• _What to work on_
What follows is a block of records; reproduce all of it verbatim.

• _Data to process_
>> BEGIN

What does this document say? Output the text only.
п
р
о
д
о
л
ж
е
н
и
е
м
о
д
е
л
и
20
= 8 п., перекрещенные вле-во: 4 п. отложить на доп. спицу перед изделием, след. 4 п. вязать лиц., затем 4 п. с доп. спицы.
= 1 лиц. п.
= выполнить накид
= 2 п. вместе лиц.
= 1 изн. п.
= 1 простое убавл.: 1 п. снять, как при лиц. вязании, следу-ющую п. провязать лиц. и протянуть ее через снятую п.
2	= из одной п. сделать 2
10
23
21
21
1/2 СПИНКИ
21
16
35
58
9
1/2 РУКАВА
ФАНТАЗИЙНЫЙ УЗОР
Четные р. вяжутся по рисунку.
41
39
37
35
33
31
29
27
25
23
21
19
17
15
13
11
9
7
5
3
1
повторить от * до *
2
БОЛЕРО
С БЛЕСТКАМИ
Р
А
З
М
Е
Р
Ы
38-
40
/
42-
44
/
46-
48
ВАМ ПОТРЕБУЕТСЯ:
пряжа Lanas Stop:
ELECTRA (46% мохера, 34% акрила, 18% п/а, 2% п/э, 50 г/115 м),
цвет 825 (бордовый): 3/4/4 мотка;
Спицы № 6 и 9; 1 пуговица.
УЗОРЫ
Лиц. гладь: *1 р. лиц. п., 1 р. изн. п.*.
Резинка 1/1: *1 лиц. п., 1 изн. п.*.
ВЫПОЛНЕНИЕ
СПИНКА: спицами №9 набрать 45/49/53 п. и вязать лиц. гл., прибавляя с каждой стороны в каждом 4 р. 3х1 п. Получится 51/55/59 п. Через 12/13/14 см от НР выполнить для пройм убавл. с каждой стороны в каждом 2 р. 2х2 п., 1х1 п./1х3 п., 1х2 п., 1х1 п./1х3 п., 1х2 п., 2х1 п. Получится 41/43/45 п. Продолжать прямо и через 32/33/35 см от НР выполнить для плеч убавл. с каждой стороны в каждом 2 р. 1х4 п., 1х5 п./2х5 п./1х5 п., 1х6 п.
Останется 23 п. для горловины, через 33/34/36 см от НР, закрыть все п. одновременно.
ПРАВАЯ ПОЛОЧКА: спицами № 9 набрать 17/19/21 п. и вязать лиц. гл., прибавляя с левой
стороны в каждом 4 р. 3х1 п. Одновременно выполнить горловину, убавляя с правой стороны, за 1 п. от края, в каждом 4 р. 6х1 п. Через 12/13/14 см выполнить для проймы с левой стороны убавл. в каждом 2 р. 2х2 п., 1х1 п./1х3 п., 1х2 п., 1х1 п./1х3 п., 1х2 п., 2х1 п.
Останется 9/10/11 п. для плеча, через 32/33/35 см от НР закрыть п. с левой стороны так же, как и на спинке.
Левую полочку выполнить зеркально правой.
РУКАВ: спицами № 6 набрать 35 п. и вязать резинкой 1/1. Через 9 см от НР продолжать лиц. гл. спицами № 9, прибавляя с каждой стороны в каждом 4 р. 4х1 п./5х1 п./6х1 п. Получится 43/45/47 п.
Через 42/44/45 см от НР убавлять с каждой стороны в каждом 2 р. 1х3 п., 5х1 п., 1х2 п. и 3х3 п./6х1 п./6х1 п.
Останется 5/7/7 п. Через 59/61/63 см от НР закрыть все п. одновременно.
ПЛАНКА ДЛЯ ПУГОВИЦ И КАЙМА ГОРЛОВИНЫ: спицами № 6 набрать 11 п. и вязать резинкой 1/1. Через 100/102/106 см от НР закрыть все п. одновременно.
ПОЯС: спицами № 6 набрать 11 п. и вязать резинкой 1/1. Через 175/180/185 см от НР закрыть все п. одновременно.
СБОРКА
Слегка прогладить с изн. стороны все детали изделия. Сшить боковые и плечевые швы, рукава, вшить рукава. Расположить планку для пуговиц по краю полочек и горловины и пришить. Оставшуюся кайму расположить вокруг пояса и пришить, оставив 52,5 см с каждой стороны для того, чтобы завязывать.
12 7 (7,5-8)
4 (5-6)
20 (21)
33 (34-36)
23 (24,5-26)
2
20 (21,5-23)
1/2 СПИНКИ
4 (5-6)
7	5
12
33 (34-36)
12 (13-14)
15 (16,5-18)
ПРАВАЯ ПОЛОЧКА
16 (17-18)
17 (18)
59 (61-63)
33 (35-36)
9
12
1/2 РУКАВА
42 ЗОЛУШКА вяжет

>> END

• _The completed task_
What does this document say? Output the text only.
п
р
о
д
о
л
ж
е
н
и
е
м
о
д
е
л
и
20
= 8 п., перекрещенные вле-во: 4 п. отложить на доп. спицу перед изделием, след. 4 п. вязать лиц., затем 4 п. с доп. спицы.
= 1 лиц. п.
= выполнить накид
= 2 п. вместе лиц.
= 1 изн. п.
= 1 простое убавл.: 1 п. снять, как при лиц. вязании, следу-ющую п. провязать лиц. и протянуть ее через снятую п.
2	= из одной п. сделать 2
10
23
21
21
1/2 СПИНКИ
21
16
35
58
9
1/2 РУКАВА
ФАНТАЗИЙНЫЙ УЗОР
Четные р. вяжутся по рисунку.
41
39
37
35
33
31
29
27
25
23
21
19
17
15
13
11
9
7
5
3
1
повторить от * до *
2
БОЛЕРО
С БЛЕСТКАМИ
Р
А
З
М
Е
Р
Ы
38-
40
/
42-
44
/
46-
48
ВАМ ПОТРЕБУЕТСЯ:
пряжа Lanas Stop:
ELECTRA (46% мохера, 34% акрила, 18% п/а, 2% п/э, 50 г/115 м),
цвет 825 (бордовый): 3/4/4 мотка;
Спицы № 6 и 9; 1 пуговица.
УЗОРЫ
Лиц. гладь: *1 р. лиц. п., 1 р. изн. п.*.
Резинка 1/1: *1 лиц. п., 1 изн. п.*.
ВЫПОЛНЕНИЕ
СПИНКА: спицами №9 набрать 45/49/53 п. и вязать лиц. гл., прибавляя с каждой стороны в каждом 4 р. 3х1 п. Получится 51/55/59 п. Через 12/13/14 см от НР выполнить для пройм убавл. с каждой стороны в каждом 2 р. 2х2 п., 1х1 п./1х3 п., 1х2 п., 1х1 п./1х3 п., 1х2 п., 2х1 п. Получится 41/43/45 п. Продолжать прямо и через 32/33/35 см от НР выполнить для плеч убавл. с каждой стороны в каждом 2 р. 1х4 п., 1х5 п./2х5 п./1х5 п., 1х6 п.
Останется 23 п. для горловины, через 33/34/36 см от НР, закрыть все п. одновременно.
ПРАВАЯ ПОЛОЧКА: спицами № 9 набрать 17/19/21 п. и вязать лиц. гл., прибавляя с левой
стороны в каждом 4 р. 3х1 п. Одновременно выполнить горловину, убавляя с правой стороны, за 1 п. от края, в каждом 4 р. 6х1 п. Через 12/13/14 см выполнить для проймы с левой стороны убавл. в каждом 2 р. 2х2 п., 1х1 п./1х3 п., 1х2 п., 1х1 п./1х3 п., 1х2 п., 2х1 п.
Останется 9/10/11 п. для плеча, через 32/33/35 см от НР закрыть п. с левой стороны так же, как и на спинке.
Левую полочку выполнить зеркально правой.
РУКАВ: спицами № 6 набрать 35 п. и вязать резинкой 1/1. Через 9 см от НР продолжать лиц. гл. спицами № 9, прибавляя с каждой стороны в каждом 4 р. 4х1 п./5х1 п./6х1 п. Получится 43/45/47 п.
Через 42/44/45 см от НР убавлять с каждой стороны в каждом 2 р. 1х3 п., 5х1 п., 1х2 п. и 3х3 п./6х1 п./6х1 п.
Останется 5/7/7 п. Через 59/61/63 см от НР закрыть все п. одновременно.
ПЛАНКА ДЛЯ ПУГОВИЦ И КАЙМА ГОРЛОВИНЫ: спицами № 6 набрать 11 п. и вязать резинкой 1/1. Через 100/102/106 см от НР закрыть все п. одновременно.
ПОЯС: спицами № 6 набрать 11 п. и вязать резинкой 1/1. Через 175/180/185 см от НР закрыть все п. одновременно.
СБОРКА
Слегка прогладить с изн. стороны все детали изделия. Сшить боковые и плечевые швы, рукава, вшить рукава. Расположить планку для пуговиц по краю полочек и горловины и пришить. Оставшуюся кайму расположить вокруг пояса и пришить, оставив 52,5 см с каждой стороны для того, чтобы завязывать.
12 7 (7,5-8)
4 (5-6)
20 (21)
33 (34-36)
23 (24,5-26)
2
20 (21,5-23)
1/2 СПИНКИ
4 (5-6)
7	5
12
33 (34-36)
12 (13-14)
15 (16,5-18)
ПРАВАЯ ПОЛОЧКА
16 (17-18)
17 (18)
59 (61-63)
33 (35-36)
9
12
1/2 РУКАВА
42 ЗОЛУШКА вяжет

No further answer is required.